# Given instruction:
From the first line of the data through the line containing "legend-label: G2 <box>63 223 85 242</box>", copy each line again with "legend-swatch" swapped for "legend-color" and everything else left unchanged.
═══ Provided data ═══
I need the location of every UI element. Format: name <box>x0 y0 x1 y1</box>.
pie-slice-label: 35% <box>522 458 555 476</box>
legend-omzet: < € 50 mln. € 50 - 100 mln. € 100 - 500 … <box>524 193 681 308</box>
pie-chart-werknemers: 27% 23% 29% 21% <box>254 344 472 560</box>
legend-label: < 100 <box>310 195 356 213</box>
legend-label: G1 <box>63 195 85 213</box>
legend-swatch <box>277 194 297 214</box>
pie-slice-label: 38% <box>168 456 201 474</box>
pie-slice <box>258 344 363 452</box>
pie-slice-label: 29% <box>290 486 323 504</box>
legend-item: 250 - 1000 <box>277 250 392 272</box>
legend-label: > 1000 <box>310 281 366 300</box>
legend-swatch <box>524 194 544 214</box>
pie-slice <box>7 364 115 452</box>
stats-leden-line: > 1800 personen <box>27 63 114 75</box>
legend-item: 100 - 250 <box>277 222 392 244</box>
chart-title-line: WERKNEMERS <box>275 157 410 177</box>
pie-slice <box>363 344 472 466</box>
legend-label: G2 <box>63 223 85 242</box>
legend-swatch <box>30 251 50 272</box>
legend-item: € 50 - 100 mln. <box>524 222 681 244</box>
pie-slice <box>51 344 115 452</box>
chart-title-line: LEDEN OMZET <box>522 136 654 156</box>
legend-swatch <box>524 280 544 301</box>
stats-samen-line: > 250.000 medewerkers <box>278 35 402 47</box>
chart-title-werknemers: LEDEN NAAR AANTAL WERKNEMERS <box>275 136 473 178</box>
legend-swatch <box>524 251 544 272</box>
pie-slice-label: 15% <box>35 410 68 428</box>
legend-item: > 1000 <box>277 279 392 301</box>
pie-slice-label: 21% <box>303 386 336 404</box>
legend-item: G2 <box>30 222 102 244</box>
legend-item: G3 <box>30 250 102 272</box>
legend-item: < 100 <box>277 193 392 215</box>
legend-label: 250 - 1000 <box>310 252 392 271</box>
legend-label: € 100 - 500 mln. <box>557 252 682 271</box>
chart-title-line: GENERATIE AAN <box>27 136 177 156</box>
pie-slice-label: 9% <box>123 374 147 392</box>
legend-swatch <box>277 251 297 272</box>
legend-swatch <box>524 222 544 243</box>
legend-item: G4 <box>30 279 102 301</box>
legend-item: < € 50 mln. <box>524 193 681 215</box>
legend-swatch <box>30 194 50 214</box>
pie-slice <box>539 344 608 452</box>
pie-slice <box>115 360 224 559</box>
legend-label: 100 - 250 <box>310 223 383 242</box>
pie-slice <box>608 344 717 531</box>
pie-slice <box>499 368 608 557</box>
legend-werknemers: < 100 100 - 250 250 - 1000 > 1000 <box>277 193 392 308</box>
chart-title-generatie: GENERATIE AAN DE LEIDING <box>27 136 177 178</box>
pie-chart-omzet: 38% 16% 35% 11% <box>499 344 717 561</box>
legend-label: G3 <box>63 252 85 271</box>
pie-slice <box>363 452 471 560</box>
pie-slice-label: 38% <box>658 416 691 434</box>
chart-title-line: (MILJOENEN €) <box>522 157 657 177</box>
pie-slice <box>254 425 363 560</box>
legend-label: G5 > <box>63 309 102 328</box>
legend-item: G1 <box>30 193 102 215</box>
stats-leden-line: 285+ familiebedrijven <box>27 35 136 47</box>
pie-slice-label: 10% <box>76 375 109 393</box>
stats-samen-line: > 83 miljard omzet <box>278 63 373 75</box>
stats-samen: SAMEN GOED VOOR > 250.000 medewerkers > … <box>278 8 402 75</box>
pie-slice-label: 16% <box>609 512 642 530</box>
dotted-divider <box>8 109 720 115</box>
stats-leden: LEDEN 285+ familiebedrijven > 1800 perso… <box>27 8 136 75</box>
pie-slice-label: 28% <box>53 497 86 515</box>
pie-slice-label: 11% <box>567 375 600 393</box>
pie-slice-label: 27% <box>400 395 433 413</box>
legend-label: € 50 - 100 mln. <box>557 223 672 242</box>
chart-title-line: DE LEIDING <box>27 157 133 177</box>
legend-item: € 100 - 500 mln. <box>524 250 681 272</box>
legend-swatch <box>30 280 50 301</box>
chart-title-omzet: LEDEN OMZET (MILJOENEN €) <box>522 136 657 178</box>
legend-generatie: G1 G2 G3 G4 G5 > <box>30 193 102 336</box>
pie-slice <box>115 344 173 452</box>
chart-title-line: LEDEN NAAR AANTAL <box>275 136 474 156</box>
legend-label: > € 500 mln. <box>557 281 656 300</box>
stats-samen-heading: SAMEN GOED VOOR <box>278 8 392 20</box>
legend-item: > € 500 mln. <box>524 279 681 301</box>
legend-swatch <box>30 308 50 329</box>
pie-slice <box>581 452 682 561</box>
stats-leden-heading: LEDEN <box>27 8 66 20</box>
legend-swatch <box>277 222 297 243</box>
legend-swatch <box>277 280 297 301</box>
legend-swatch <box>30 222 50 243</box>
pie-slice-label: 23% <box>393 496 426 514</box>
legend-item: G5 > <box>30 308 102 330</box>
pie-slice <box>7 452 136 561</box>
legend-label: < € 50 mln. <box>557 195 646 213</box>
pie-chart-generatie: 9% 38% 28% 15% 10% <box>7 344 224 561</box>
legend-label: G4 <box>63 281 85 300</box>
═══
# Reply:
I need the location of every UI element. Format: name <box>x0 y0 x1 y1</box>.
pie-slice-label: 35% <box>522 458 555 476</box>
legend-omzet: < € 50 mln. € 50 - 100 mln. € 100 - 500 … <box>524 193 681 308</box>
pie-chart-werknemers: 27% 23% 29% 21% <box>254 344 472 560</box>
legend-label: < 100 <box>310 195 356 213</box>
legend-label: G1 <box>63 195 85 213</box>
legend-color <box>277 194 297 214</box>
pie-slice-label: 38% <box>168 456 201 474</box>
pie-slice <box>258 344 363 452</box>
pie-slice-label: 29% <box>290 486 323 504</box>
legend-item: 250 - 1000 <box>277 250 392 272</box>
legend-label: > 1000 <box>310 281 366 300</box>
legend-color <box>524 194 544 214</box>
pie-slice <box>7 364 115 452</box>
stats-leden-line: > 1800 personen <box>27 63 114 75</box>
legend-item: 100 - 250 <box>277 222 392 244</box>
chart-title-line: WERKNEMERS <box>275 157 410 177</box>
pie-slice <box>363 344 472 466</box>
legend-label: G2 <box>63 223 85 242</box>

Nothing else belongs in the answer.